#### Problem to work on:
Set down each record below precisely, skipping the pictures.

#### Data excerpts:
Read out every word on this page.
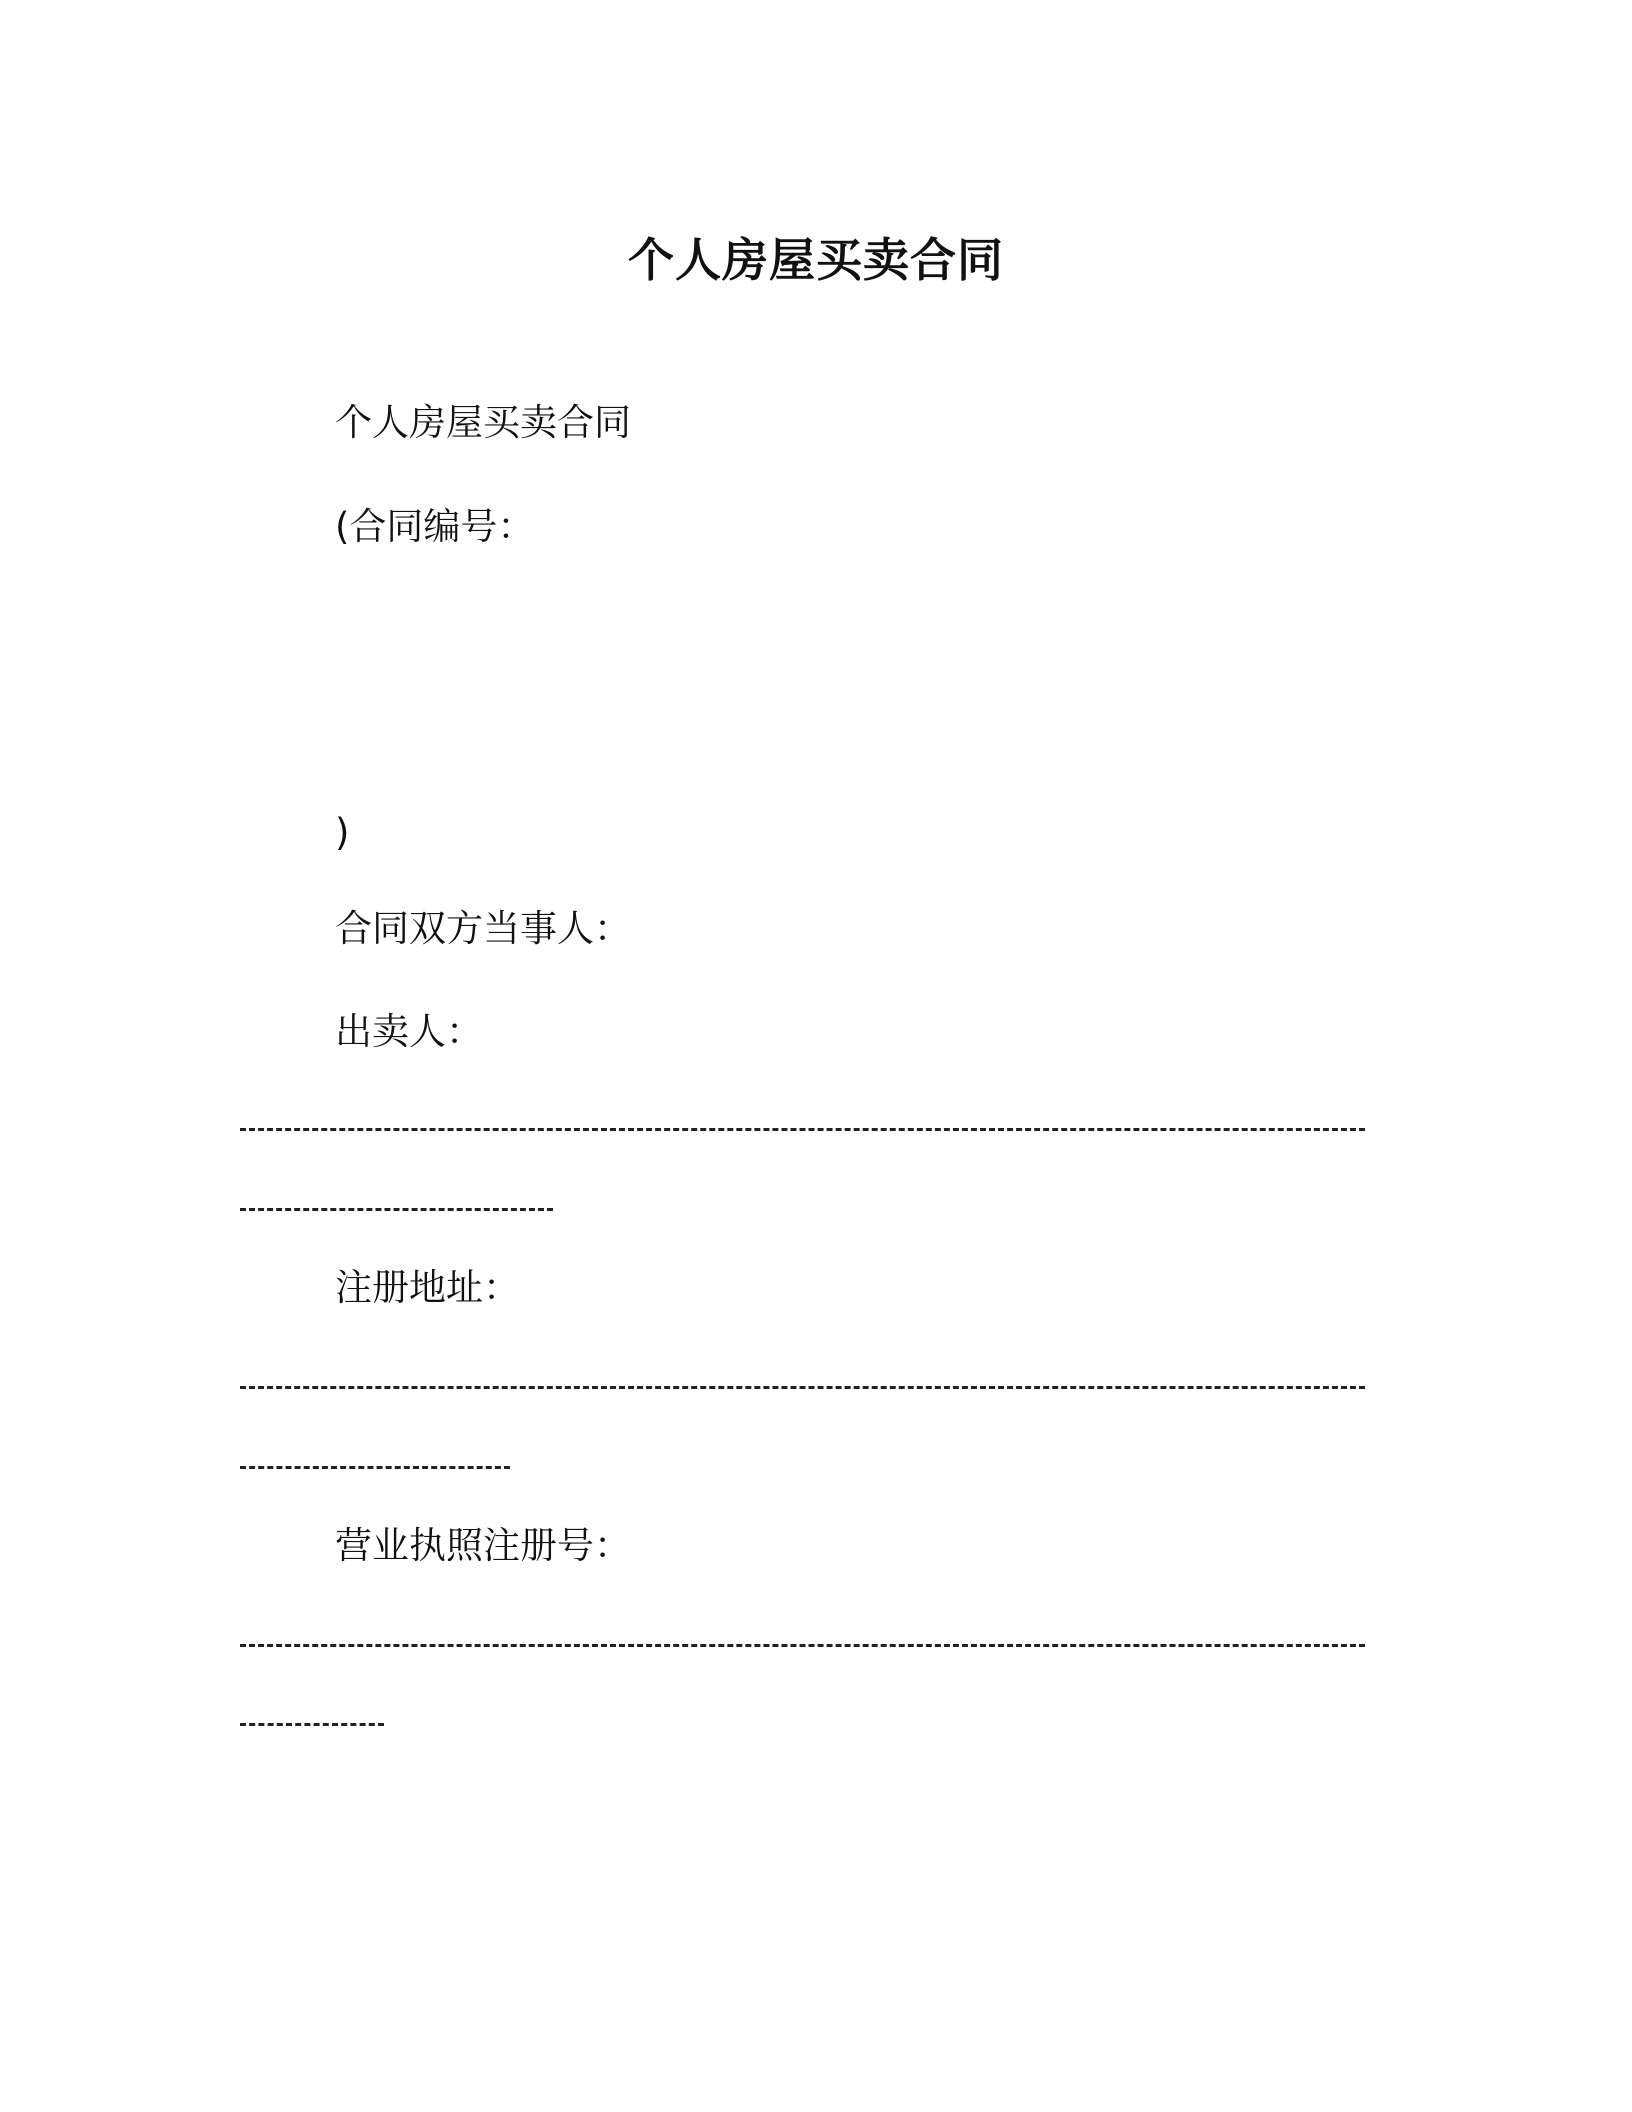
个人房屋买卖合同
个人房屋买卖合同
(合同编号：
)
合同双方当事人：
出卖人：
注册地址：
营业执照注册号：
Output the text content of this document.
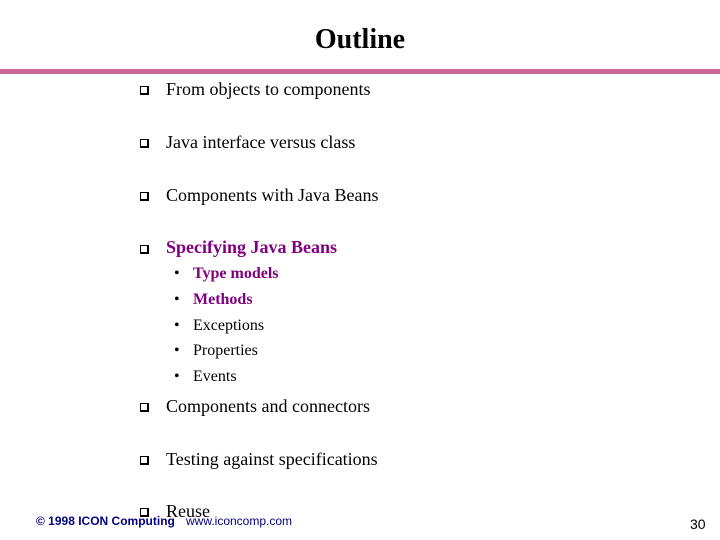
Outline
From objects to components
Java interface versus class
Components with Java Beans
Specifying Java Beans
• Type models
• Methods
• Exceptions
• Properties
• Events
Components and connectors
Testing against specifications
Reuse
© 1998 ICON Computing www.iconcomp.com	30
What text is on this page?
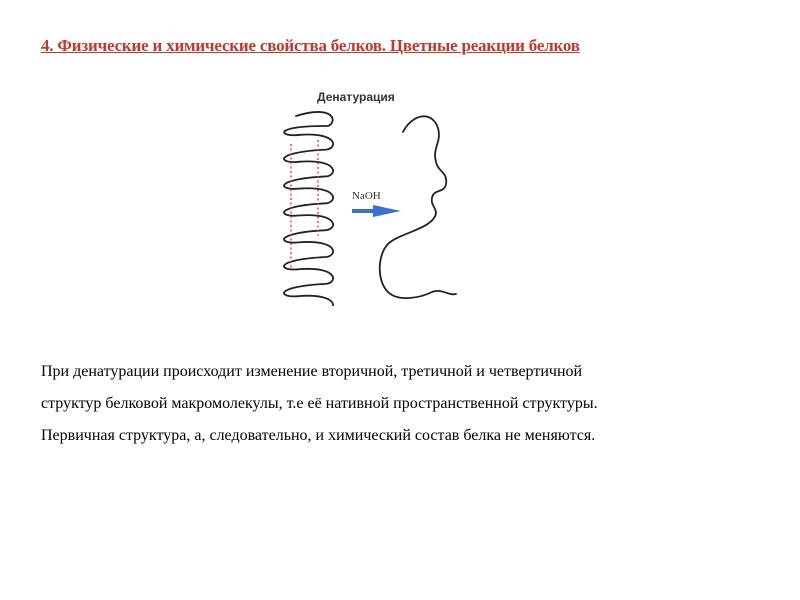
4. Физические и химические свойства белков. Цветные реакции белков
Денатурация
NaOH

При денатурации происходит изменение вторичной, третичной и четвертичной

структур белковой макромолекулы, т.е её нативной пространственной структуры.

Первичная структура, а, следовательно, и химический состав белка не меняются.
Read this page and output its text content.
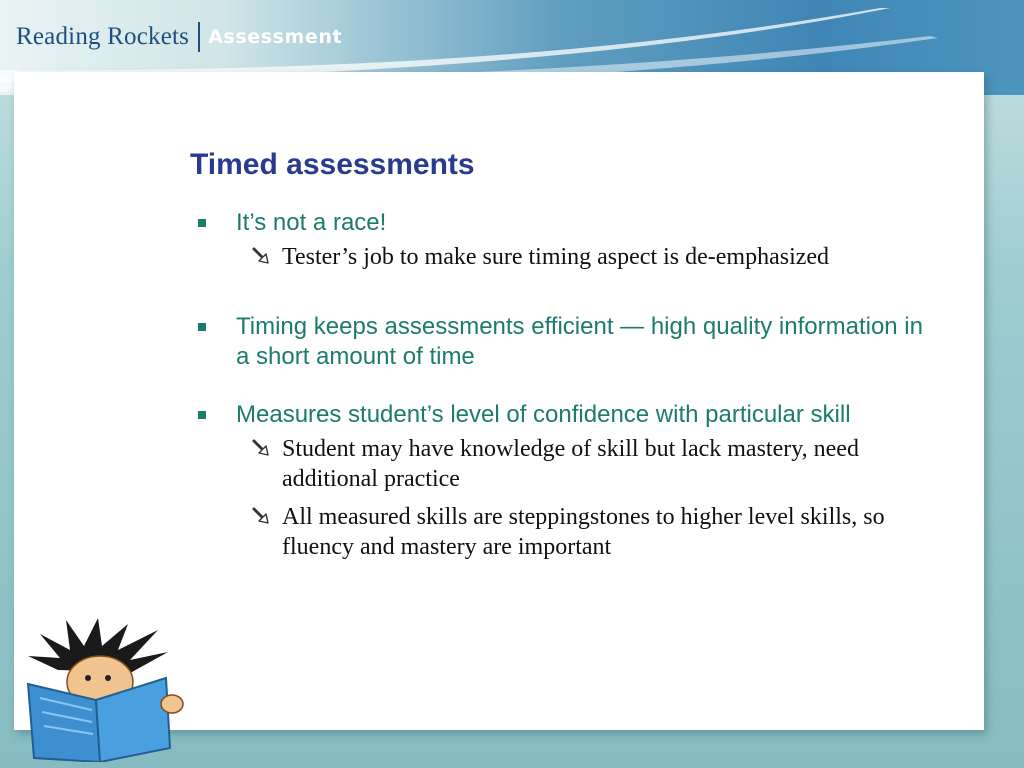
Reading Rockets Assessment
Timed assessments
It’s not a race!
Tester’s job to make sure timing aspect is de-emphasized
Timing keeps assessments efficient — high quality information in a short amount of time
Measures student’s level of confidence with particular skill
Student may have knowledge of skill but lack mastery, need additional practice
All measured skills are steppingstones to higher level skills, so fluency and mastery are important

#### Answer:
Read out every word on this page.
个人房屋买卖合同
个人房屋买卖合同
(合同编号：
)
合同双方当事人：
出卖人：
注册地址：
营业执照注册号：
Output the text content of this document.
Outline
From objects to components
Java interface versus class
Components with Java Beans
Specifying Java Beans
• Type models
• Methods
• Exceptions
• Properties
• Events
Components and connectors
Testing against specifications
Reuse
© 1998 ICON Computing www.iconcomp.com	30
What text is on this page?
4. Физические и химические свойства белков. Цветные реакции белков
Денатурация
NaOH

При денатурации происходит изменение вторичной, третичной и четвертичной

структур белковой макромолекулы, т.е её нативной пространственной структуры.

Первичная структура, а, следовательно, и химический состав белка не меняются.
Read this page and output its text content.
Reading Rockets Assessment
Timed assessments
It’s not a race!
Tester’s job to make sure timing aspect is de-emphasized
Timing keeps assessments efficient — high quality information in a short amount of time
Measures student’s level of confidence with particular skill
Student may have knowledge of skill but lack mastery, need additional practice
All measured skills are steppingstones to higher level skills, so fluency and mastery are important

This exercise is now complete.